----- DATA FOR PROCESSING
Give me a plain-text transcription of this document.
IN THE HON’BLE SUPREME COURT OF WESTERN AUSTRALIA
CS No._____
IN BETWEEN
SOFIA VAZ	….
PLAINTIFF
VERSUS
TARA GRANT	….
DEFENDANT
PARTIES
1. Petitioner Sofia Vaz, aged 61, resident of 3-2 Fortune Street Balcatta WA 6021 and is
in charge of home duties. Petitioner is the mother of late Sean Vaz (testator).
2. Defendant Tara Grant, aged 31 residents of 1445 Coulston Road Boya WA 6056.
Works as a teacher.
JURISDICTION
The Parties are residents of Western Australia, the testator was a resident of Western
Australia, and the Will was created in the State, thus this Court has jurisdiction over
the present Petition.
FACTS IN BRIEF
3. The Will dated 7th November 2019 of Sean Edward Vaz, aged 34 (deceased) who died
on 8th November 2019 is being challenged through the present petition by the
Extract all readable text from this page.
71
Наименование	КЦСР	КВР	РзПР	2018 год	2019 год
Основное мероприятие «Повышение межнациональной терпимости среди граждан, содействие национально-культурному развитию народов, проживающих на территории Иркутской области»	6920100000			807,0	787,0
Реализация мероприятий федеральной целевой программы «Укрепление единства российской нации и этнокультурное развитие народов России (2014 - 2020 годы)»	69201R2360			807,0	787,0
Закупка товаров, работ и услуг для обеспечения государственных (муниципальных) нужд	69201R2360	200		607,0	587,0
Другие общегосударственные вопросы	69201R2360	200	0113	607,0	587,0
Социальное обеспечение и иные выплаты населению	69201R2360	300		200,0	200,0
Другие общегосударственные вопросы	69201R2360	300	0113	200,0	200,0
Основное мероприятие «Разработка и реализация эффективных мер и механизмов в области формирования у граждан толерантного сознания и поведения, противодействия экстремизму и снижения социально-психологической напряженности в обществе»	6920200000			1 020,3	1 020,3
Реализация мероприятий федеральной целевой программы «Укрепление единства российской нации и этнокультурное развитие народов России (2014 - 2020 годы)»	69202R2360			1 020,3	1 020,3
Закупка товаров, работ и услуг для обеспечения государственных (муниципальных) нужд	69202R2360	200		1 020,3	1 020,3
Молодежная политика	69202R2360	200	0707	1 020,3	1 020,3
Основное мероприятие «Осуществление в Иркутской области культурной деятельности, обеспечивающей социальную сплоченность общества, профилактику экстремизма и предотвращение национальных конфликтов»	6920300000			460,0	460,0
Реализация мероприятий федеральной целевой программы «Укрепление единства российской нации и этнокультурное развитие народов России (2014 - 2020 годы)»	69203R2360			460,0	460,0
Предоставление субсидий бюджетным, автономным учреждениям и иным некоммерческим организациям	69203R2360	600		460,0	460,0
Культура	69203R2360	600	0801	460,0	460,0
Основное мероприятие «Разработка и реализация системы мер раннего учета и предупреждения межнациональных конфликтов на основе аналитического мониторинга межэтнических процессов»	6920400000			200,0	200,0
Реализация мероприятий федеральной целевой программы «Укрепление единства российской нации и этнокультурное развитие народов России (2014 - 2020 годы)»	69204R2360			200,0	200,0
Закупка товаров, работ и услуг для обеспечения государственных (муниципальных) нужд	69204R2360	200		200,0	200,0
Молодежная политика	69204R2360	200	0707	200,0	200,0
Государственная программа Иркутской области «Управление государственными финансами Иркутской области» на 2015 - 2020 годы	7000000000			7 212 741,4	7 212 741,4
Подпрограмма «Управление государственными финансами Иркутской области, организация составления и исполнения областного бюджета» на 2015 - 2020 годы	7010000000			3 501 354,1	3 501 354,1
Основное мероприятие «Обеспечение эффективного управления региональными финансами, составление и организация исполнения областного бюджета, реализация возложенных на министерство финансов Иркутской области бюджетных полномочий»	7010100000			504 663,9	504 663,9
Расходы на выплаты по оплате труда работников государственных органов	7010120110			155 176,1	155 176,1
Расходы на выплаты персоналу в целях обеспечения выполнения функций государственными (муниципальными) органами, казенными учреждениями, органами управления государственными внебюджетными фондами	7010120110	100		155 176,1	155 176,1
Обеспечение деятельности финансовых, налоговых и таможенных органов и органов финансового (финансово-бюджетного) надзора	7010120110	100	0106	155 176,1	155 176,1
----------
◆ **WHAT THE TASK ASKS**
From the records above, copy every line that holds the word "выплаты".

◆ **THE RESPONSE**
Социальное обеспечение и иные выплаты населению	69201R2360	300		200,0	200,0
Расходы на выплаты по оплате труда работников государственных органов	7010120110			155 176,1	155 176,1
Расходы на выплаты персоналу в целях обеспечения выполнения функций государственными (муниципальными) органами, казенными учреждениями, органами управления государственными внебюджетными фондами	7010120110	100		155 176,1	155 176,1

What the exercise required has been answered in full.